═══ DATA SECTION ═══

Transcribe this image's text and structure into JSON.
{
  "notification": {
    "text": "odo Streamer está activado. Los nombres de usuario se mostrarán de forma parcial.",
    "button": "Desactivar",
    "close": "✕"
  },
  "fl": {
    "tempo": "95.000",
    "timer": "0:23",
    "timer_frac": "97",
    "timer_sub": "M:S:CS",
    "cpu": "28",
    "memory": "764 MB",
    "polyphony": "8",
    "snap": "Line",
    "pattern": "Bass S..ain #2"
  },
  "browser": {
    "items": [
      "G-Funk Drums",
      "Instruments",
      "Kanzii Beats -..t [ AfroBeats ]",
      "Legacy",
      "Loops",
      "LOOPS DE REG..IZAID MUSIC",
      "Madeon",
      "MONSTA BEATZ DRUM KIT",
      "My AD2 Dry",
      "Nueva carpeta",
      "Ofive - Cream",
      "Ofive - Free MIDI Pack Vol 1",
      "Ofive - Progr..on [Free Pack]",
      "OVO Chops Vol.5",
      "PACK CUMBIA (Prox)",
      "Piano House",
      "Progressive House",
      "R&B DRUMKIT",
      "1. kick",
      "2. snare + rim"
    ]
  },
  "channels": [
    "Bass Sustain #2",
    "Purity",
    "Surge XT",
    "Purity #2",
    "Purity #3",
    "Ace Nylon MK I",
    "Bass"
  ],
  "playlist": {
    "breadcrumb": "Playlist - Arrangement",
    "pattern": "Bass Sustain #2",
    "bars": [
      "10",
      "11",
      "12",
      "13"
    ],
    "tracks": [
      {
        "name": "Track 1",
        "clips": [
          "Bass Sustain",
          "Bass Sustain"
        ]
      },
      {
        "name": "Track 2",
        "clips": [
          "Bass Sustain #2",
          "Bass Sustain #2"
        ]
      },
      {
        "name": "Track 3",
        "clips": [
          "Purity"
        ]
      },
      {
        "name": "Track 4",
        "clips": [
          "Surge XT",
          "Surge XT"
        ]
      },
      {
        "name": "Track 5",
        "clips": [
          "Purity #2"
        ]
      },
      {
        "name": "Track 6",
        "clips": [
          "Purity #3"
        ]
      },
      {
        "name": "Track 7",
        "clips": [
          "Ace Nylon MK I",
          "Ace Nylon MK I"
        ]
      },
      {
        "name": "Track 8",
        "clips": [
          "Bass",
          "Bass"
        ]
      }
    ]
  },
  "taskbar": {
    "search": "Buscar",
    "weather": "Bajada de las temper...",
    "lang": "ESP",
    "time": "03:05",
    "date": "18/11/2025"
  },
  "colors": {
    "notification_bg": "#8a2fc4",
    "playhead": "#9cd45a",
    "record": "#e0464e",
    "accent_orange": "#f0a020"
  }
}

═══

**REQUIREMENT:** Take the lines above and print them exactly.

**REPLY TO THE TASK:**
Transcribe this image's text and structure into JSON.
{
  "notification": {
    "text": "odo Streamer está activado. Los nombres de usuario se mostrarán de forma parcial.",
    "button": "Desactivar",
    "close": "✕"
  },
  "fl": {
    "tempo": "95.000",
    "timer": "0:23",
    "timer_frac": "97",
    "timer_sub": "M:S:CS",
    "cpu": "28",
    "memory": "764 MB",
    "polyphony": "8",
    "snap": "Line",
    "pattern": "Bass S..ain #2"
  },
  "browser": {
    "items": [
      "G-Funk Drums",
      "Instruments",
      "Kanzii Beats -..t [ AfroBeats ]",
      "Legacy",
      "Loops",
      "LOOPS DE REG..IZAID MUSIC",
      "Madeon",
      "MONSTA BEATZ DRUM KIT",
      "My AD2 Dry",
      "Nueva carpeta",
      "Ofive - Cream",
      "Ofive - Free MIDI Pack Vol 1",
      "Ofive - Progr..on [Free Pack]",
      "OVO Chops Vol.5",
      "PACK CUMBIA (Prox)",
      "Piano House",
      "Progressive House",
      "R&B DRUMKIT",
      "1. kick",
      "2. snare + rim"
    ]
  },
  "channels": [
    "Bass Sustain #2",
    "Purity",
    "Surge XT",
    "Purity #2",
    "Purity #3",
    "Ace Nylon MK I",
    "Bass"
  ],
  "playlist": {
    "breadcrumb": "Playlist - Arrangement",
    "pattern": "Bass Sustain #2",
    "bars": [
      "10",
      "11",
      "12",
      "13"
    ],
    "tracks": [
      {
        "name": "Track 1",
        "clips": [
          "Bass Sustain",
          "Bass Sustain"
        ]
      },
      {
        "name": "Track 2",
        "clips": [
          "Bass Sustain #2",
          "Bass Sustain #2"
        ]
      },
      {
        "name": "Track 3",
        "clips": [
          "Purity"
        ]
      },
      {
        "name": "Track 4",
        "clips": [
          "Surge XT",
          "Surge XT"
        ]
      },
      {
        "name": "Track 5",
        "clips": [
          "Purity #2"
        ]
      },
      {
        "name": "Track 6",
        "clips": [
          "Purity #3"
        ]
      },
      {
        "name": "Track 7",
        "clips": [
          "Ace Nylon MK I",
          "Ace Nylon MK I"
        ]
      },
      {
        "name": "Track 8",
        "clips": [
          "Bass",
          "Bass"
        ]
      }
    ]
  },
  "taskbar": {
    "search": "Buscar",
    "weather": "Bajada de las temper...",
    "lang": "ESP",
    "time": "03:05",
    "date": "18/11/2025"
  },
  "colors": {
    "notification_bg": "#8a2fc4",
    "playhead": "#9cd45a",
    "record": "#e0464e",
    "accent_orange": "#f0a020"
  }
}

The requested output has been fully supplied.